-- Records provided start --

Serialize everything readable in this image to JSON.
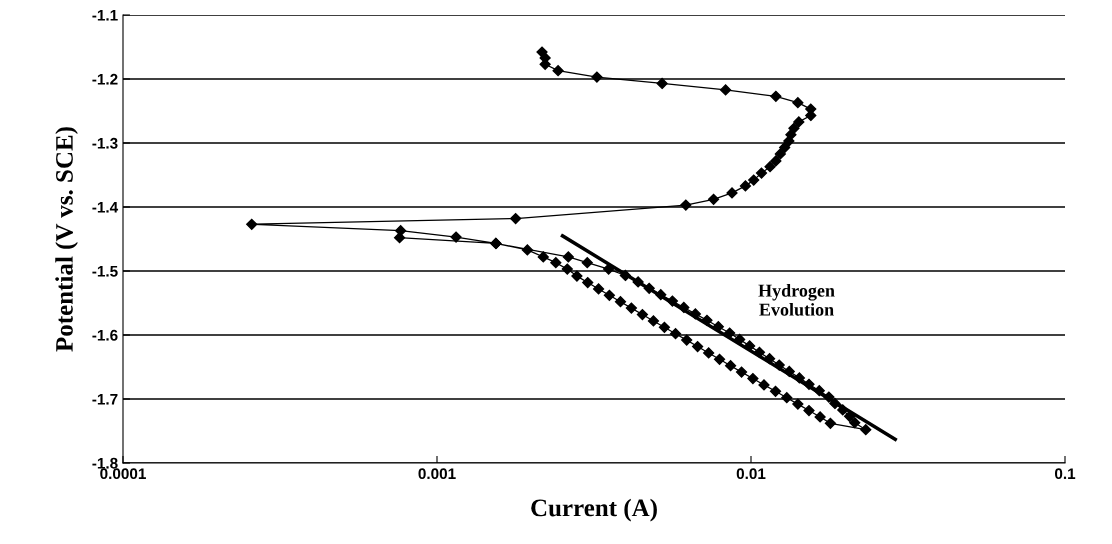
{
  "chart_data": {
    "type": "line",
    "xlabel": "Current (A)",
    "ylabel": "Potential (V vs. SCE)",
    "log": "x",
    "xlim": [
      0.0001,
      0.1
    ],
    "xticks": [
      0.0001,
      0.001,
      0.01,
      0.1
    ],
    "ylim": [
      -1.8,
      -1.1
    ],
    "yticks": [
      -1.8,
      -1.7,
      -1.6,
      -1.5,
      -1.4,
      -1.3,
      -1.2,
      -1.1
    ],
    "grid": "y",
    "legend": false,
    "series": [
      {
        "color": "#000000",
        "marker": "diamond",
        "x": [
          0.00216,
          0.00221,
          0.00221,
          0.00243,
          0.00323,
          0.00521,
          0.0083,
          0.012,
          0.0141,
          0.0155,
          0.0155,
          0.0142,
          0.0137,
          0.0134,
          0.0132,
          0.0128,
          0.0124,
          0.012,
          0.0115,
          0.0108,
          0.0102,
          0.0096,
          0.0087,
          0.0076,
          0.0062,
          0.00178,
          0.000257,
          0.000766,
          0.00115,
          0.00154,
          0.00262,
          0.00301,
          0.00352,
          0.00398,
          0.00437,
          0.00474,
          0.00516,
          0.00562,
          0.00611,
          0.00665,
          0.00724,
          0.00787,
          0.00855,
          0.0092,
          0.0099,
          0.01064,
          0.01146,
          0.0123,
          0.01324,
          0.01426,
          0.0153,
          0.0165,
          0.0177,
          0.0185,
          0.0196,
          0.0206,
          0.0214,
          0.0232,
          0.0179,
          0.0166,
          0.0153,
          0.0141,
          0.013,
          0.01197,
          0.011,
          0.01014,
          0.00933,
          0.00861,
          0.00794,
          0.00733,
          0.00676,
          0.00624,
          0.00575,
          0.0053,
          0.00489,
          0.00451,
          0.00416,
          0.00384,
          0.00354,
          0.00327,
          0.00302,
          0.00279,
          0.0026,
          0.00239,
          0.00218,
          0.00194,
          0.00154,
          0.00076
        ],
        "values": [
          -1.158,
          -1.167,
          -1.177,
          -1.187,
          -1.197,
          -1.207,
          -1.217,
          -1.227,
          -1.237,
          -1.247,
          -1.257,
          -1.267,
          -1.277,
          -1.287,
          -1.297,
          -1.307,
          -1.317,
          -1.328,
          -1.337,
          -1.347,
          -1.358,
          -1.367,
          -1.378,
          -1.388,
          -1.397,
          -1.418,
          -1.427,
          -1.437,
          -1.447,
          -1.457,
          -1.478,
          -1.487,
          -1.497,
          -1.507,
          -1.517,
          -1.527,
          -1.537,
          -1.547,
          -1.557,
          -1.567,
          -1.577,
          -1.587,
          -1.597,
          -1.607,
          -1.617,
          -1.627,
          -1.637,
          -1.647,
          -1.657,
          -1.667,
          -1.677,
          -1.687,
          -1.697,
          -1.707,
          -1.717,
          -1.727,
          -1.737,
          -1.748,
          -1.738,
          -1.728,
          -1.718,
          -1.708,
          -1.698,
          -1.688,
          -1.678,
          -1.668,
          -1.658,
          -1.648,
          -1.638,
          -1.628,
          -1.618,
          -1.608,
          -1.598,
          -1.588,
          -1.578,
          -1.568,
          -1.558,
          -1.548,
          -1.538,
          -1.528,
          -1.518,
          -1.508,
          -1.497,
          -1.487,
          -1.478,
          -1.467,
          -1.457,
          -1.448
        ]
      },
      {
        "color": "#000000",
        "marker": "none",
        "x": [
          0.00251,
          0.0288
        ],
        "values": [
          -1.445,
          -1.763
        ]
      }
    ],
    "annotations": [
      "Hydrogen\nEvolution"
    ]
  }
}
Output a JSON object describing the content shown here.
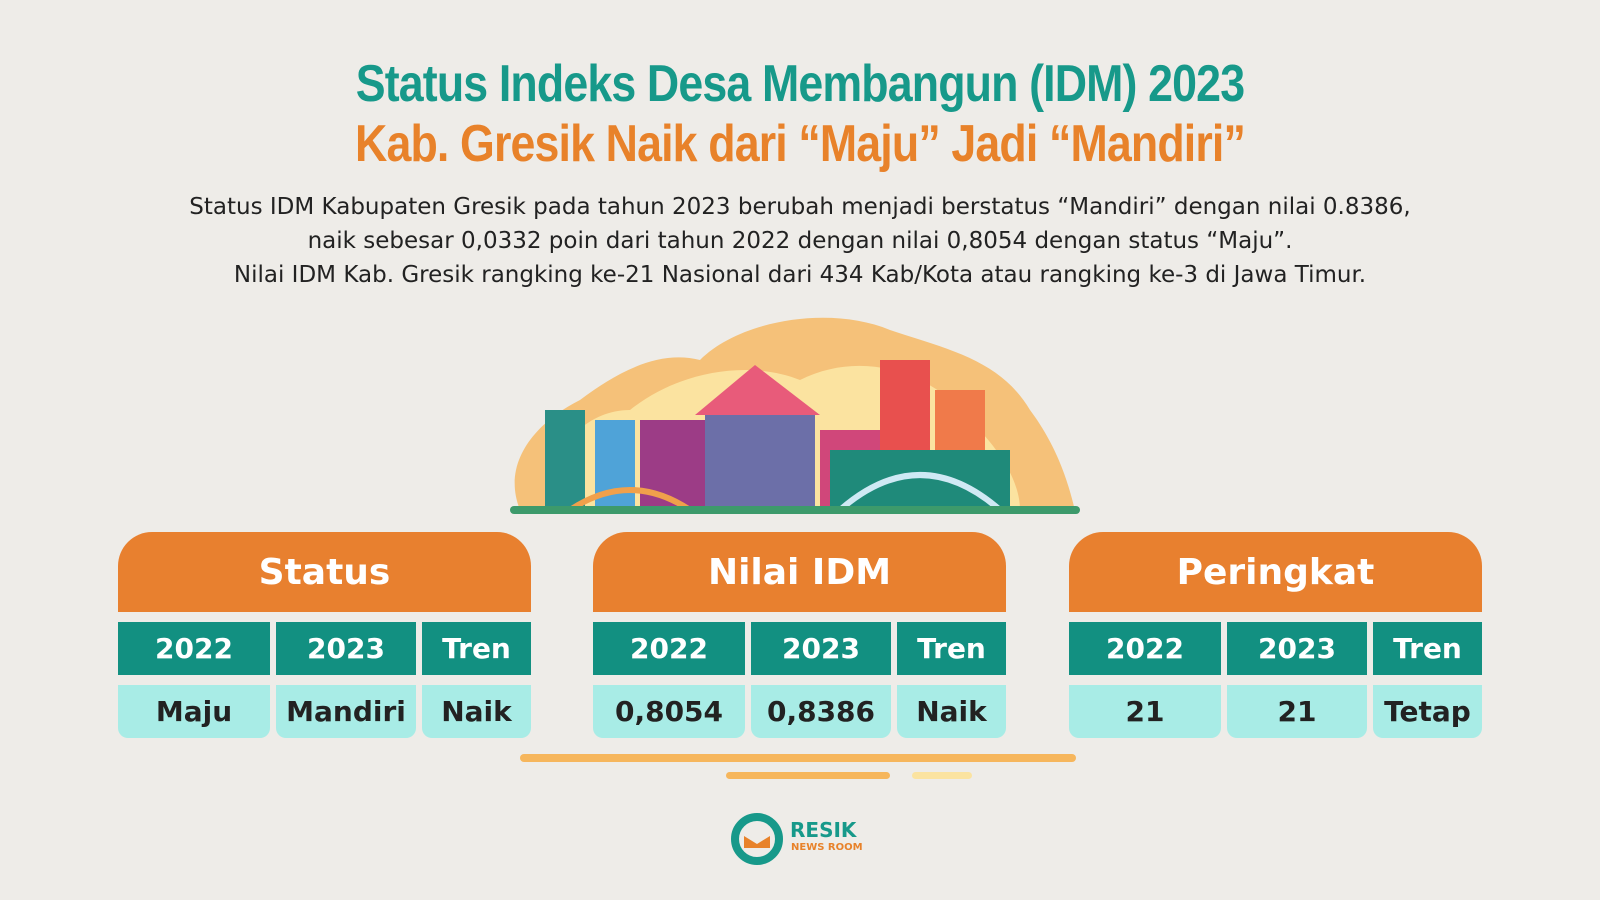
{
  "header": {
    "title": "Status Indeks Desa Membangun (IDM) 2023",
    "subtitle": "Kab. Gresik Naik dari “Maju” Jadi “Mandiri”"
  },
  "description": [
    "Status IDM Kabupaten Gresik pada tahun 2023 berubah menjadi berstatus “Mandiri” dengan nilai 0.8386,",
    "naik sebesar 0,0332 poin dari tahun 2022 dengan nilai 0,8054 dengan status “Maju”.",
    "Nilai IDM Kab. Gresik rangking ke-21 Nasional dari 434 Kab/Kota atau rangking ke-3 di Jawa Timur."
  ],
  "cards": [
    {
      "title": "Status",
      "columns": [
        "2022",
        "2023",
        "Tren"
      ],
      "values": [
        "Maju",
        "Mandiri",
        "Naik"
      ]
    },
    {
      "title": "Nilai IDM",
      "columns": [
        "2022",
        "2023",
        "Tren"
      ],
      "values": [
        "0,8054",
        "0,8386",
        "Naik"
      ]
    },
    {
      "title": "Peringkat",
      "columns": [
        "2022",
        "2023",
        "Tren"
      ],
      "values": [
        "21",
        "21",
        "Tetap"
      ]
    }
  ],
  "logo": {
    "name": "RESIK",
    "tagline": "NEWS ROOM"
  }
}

-- Records provided end --

The task
Search the lines above for the string "Gresik", then show every one that has it.

Correct result
    "subtitle": "Kab. Gresik Naik dari “Maju” Jadi “Mandiri”"
    "Status IDM Kabupaten Gresik pada tahun 2023 berubah menjadi berstatus “Mandiri” dengan nilai 0.8386,",
    "Nilai IDM Kab. Gresik rangking ke-21 Nasional dari 434 Kab/Kota atau rangking ke-3 di Jawa Timur."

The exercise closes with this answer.